Will you give the material below again, every line exactly as it is?

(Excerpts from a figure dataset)
· · · · ·

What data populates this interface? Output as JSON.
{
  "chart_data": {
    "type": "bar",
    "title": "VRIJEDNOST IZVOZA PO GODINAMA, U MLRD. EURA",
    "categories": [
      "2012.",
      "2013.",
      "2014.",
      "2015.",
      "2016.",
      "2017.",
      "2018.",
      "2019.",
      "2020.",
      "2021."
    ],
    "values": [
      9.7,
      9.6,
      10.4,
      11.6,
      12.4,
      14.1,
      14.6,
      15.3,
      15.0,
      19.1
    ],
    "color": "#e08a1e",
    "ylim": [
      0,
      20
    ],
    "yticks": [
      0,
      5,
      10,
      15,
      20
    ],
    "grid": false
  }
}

· · · · ·

> RESULT
What data populates this interface? Output as JSON.
{
  "chart_data": {
    "type": "bar",
    "title": "VRIJEDNOST IZVOZA PO GODINAMA, U MLRD. EURA",
    "categories": [
      "2012.",
      "2013.",
      "2014.",
      "2015.",
      "2016.",
      "2017.",
      "2018.",
      "2019.",
      "2020.",
      "2021."
    ],
    "values": [
      9.7,
      9.6,
      10.4,
      11.6,
      12.4,
      14.1,
      14.6,
      15.3,
      15.0,
      19.1
    ],
    "color": "#e08a1e",
    "ylim": [
      0,
      20
    ],
    "yticks": [
      0,
      5,
      10,
      15,
      20
    ],
    "grid": false
  }
}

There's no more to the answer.